## BEGIN EXCERPTED RECORDS
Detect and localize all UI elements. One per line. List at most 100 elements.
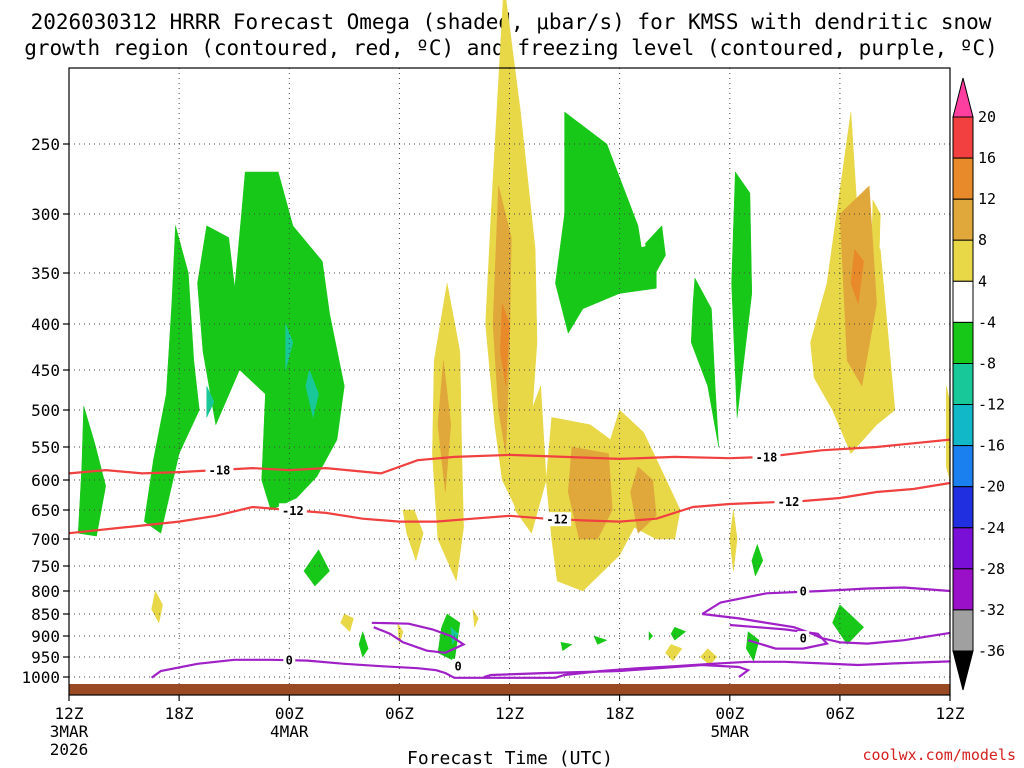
- x-tick-label-7: 06Z: [825, 704, 854, 723]
- colorbar-bin-10: [952, 527, 974, 570]
- colorbar-bin-1: [952, 157, 974, 200]
- omega-region-42: [500, 303, 510, 387]
- colorbar-top-arrow: [952, 77, 974, 118]
- terrain-surface: [69, 684, 950, 695]
- omega-region-35: [729, 509, 738, 572]
- omega-region-20: [305, 369, 319, 418]
- omega-region-14: [832, 604, 865, 645]
- colorbar-label-7: -12: [978, 396, 1005, 414]
- x-date-label-6: 5MAR: [711, 722, 750, 741]
- omega-region-40: [630, 466, 657, 534]
- contour-label-bg-0-1: [752, 449, 781, 464]
- y-tick-label-550: 550: [31, 438, 60, 457]
- omega-region-25: [514, 385, 547, 534]
- contour-label-0-0: -18: [209, 463, 231, 477]
- x-tick-label-8: 12Z: [936, 704, 965, 723]
- colorbar-label-11: -28: [978, 560, 1005, 578]
- colorbar-bin-8: [952, 445, 974, 488]
- omega-region-16: [593, 635, 608, 645]
- contour-label-bg-2-0: [283, 652, 296, 667]
- y-tick-label-300: 300: [31, 205, 60, 224]
- colorbar-bin-0: [952, 116, 974, 159]
- y-tick-label-600: 600: [31, 471, 60, 490]
- plot-area: -18 -18 -12 -12 -12 0 0 0 0: [68, 0, 951, 696]
- colorbar-bin-3: [952, 239, 974, 282]
- omega-region-18: [206, 385, 215, 418]
- colorbar-bin-4: [952, 280, 974, 323]
- contour-label-bg-1-0: [278, 503, 307, 518]
- x-date-label-2: 4MAR: [270, 722, 309, 741]
- x-date-label-0: 3MAR: [50, 722, 89, 741]
- omega-region-4: [303, 549, 330, 587]
- contour-label-1-0: -12: [282, 504, 304, 518]
- colorbar-bin-5: [952, 321, 974, 364]
- x-tick-label-3: 06Z: [385, 704, 414, 723]
- x-tick-label-1: 18Z: [165, 704, 194, 723]
- y-tick-label-500: 500: [31, 401, 60, 420]
- colorbar-label-1: 16: [978, 149, 996, 167]
- y-tick-label-1000: 1000: [21, 668, 60, 687]
- credit-link[interactable]: coolwx.com/models: [862, 746, 1016, 764]
- colorbar-bin-2: [952, 198, 974, 241]
- colorbar-label-5: -4: [978, 313, 996, 331]
- y-tick-label-750: 750: [31, 557, 60, 576]
- colorbar: 20 16 12 8 4 -4 -8 -12 -16 -20 -24 -28 -32 -36: [952, 77, 1005, 691]
- x-tick-label-0: 12Z: [55, 704, 84, 723]
- colorbar-label-8: -16: [978, 437, 1005, 455]
- contour-label-bg-2-1: [452, 658, 465, 673]
- colorbar-bin-6: [952, 363, 974, 406]
- y-tick-label-400: 400: [31, 315, 60, 334]
- colorbar-bin-12: [952, 609, 974, 652]
- omega-region-10: [731, 171, 753, 418]
- contour-label-0-1: -18: [756, 450, 778, 464]
- colorbar-label-13: -36: [978, 642, 1005, 660]
- omega-region-15: [560, 641, 573, 652]
- omega-region-39: [567, 446, 613, 540]
- contour-line-1: [68, 481, 951, 535]
- colorbar-label-0: 20: [978, 108, 996, 126]
- omega-region-37: [437, 360, 452, 493]
- contour-label-2-2: 0: [800, 585, 807, 599]
- contour-label-bg-1-1: [543, 512, 572, 527]
- y-tick-label-850: 850: [31, 605, 60, 624]
- colorbar-label-6: -8: [978, 355, 996, 373]
- contour-label-2-0: 0: [286, 653, 293, 667]
- y-tick-label-450: 450: [31, 361, 60, 380]
- x-tick-label-2: 00Z: [275, 704, 304, 723]
- omega-region-30: [151, 590, 163, 624]
- contour-label-2-3: 0: [800, 632, 807, 646]
- omega-region-29: [340, 613, 354, 633]
- y-tick-label-800: 800: [31, 582, 60, 601]
- y-tick-label-250: 250: [31, 135, 60, 154]
- contour-label-bg-2-3: [797, 631, 810, 646]
- omega-shading: [77, 0, 951, 666]
- colorbar-label-4: 4: [978, 272, 987, 290]
- y-tick-label-950: 950: [31, 648, 60, 667]
- freezing-level-loop-1: [701, 586, 951, 615]
- freezing-level-loop-4: [729, 623, 830, 650]
- temperature-contours: -18 -18 -12 -12 -12 0 0 0 0: [68, 438, 951, 679]
- x-tick-label-5: 18Z: [605, 704, 634, 723]
- contour-label-1-2: -12: [778, 495, 800, 509]
- contour-label-bg-1-2: [774, 494, 803, 509]
- contour-label-1-1: -12: [546, 513, 568, 527]
- omega-region-8: [645, 225, 666, 279]
- omega-region-13: [670, 626, 687, 641]
- omega-region-1: [144, 225, 200, 534]
- contour-label-2-1: 0: [454, 659, 461, 673]
- colorbar-label-9: -20: [978, 478, 1005, 496]
- freezing-level-loop-0: [483, 663, 751, 679]
- colorbar-label-3: 8: [978, 231, 987, 249]
- contour-label-bg-2-2: [797, 584, 810, 598]
- x-axis-label: Forecast Time (UTC): [407, 748, 613, 768]
- omega-region-2: [197, 225, 244, 426]
- colorbar-label-2: 12: [978, 190, 996, 208]
- y-tick-label-650: 650: [31, 501, 60, 520]
- colorbar-bin-11: [952, 568, 974, 611]
- x-tick-label-6: 00Z: [715, 704, 744, 723]
- colorbar-bottom-arrow: [952, 650, 974, 691]
- x-tick-label-4: 12Z: [495, 704, 524, 723]
- omega-region-31: [397, 622, 404, 645]
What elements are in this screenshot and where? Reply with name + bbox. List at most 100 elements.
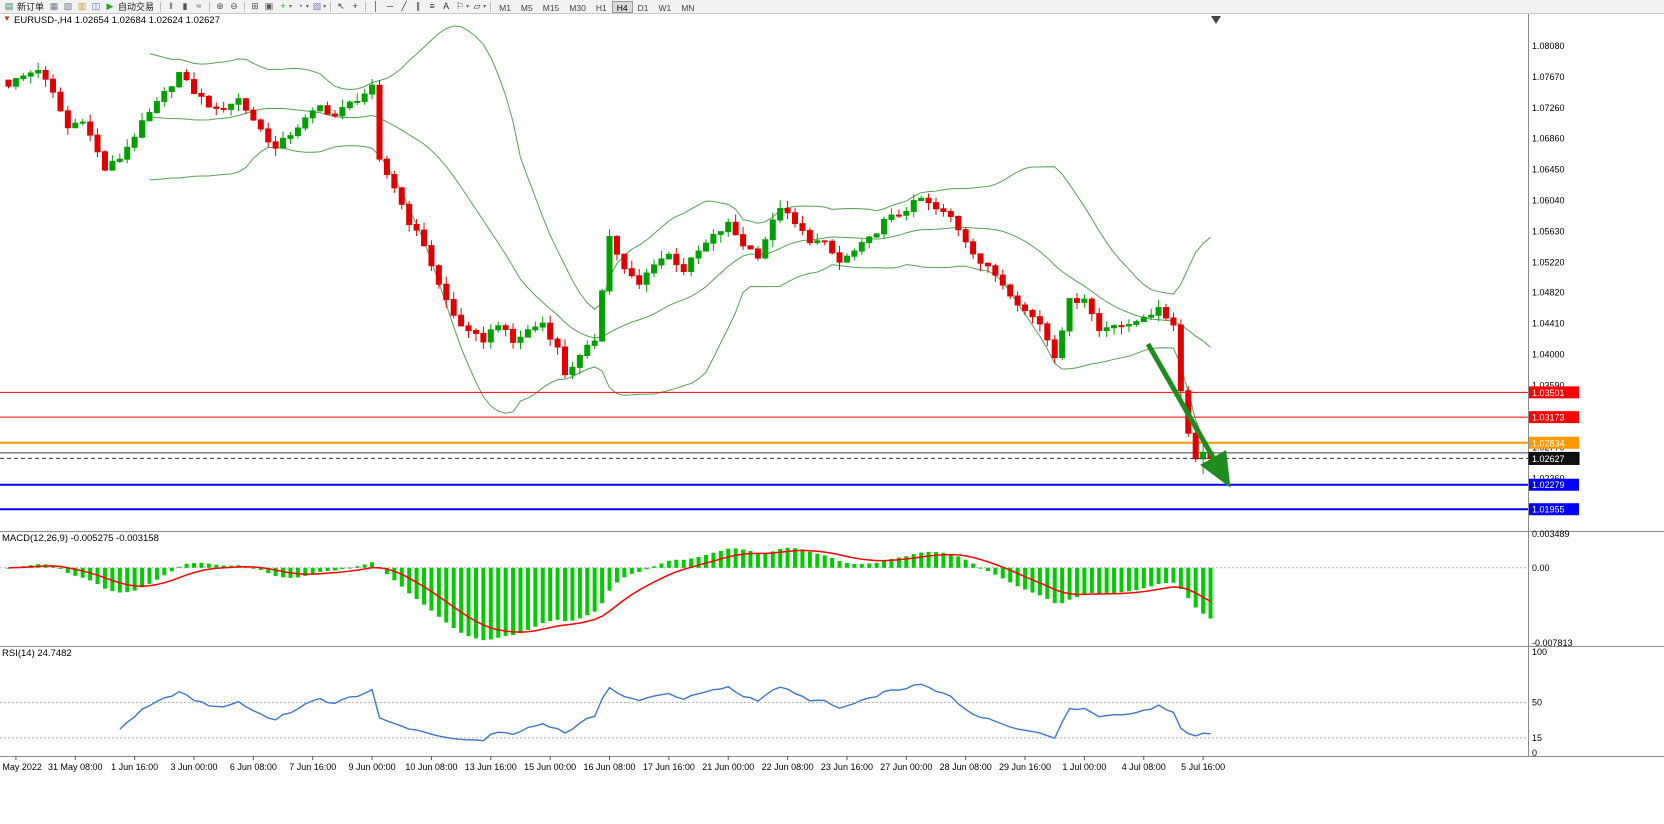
## END EXCERPTED RECORDS
PROBLEM TO WORK ON
Please copy, character for character, the stretch of lines from the one containing "- x-tick-label-7: 06Z: [825, 704, 854, 723]" through the one containing "- colorbar-bin-5: [952, 321, 974, 364]".

EXERCISE OUTPUT
- x-tick-label-7: 06Z: [825, 704, 854, 723]
- colorbar-bin-10: [952, 527, 974, 570]
- colorbar-bin-1: [952, 157, 974, 200]
- omega-region-42: [500, 303, 510, 387]
- colorbar-top-arrow: [952, 77, 974, 118]
- terrain-surface: [69, 684, 950, 695]
- omega-region-35: [729, 509, 738, 572]
- omega-region-20: [305, 369, 319, 418]
- omega-region-14: [832, 604, 865, 645]
- colorbar-label-7: -12: [978, 396, 1005, 414]
- x-date-label-6: 5MAR: [711, 722, 750, 741]
- omega-region-40: [630, 466, 657, 534]
- contour-label-bg-0-1: [752, 449, 781, 464]
- y-tick-label-550: 550: [31, 438, 60, 457]
- omega-region-25: [514, 385, 547, 534]
- contour-label-0-0: -18: [209, 463, 231, 477]
- x-tick-label-8: 12Z: [936, 704, 965, 723]
- colorbar-label-11: -28: [978, 560, 1005, 578]
- colorbar-bin-8: [952, 445, 974, 488]
- omega-region-16: [593, 635, 608, 645]
- contour-label-bg-2-0: [283, 652, 296, 667]
- y-tick-label-300: 300: [31, 205, 60, 224]
- colorbar-bin-0: [952, 116, 974, 159]
- y-tick-label-600: 600: [31, 471, 60, 490]
- plot-area: -18 -18 -12 -12 -12 0 0 0 0: [68, 0, 951, 696]
- colorbar-bin-3: [952, 239, 974, 282]
- omega-region-18: [206, 385, 215, 418]
- colorbar-bin-4: [952, 280, 974, 323]
- contour-label-bg-1-0: [278, 503, 307, 518]
- x-date-label-2: 4MAR: [270, 722, 309, 741]
- x-date-label-0: 3MAR: [50, 722, 89, 741]
- omega-region-4: [303, 549, 330, 587]
- contour-label-1-0: -12: [282, 504, 304, 518]
- colorbar-bin-5: [952, 321, 974, 364]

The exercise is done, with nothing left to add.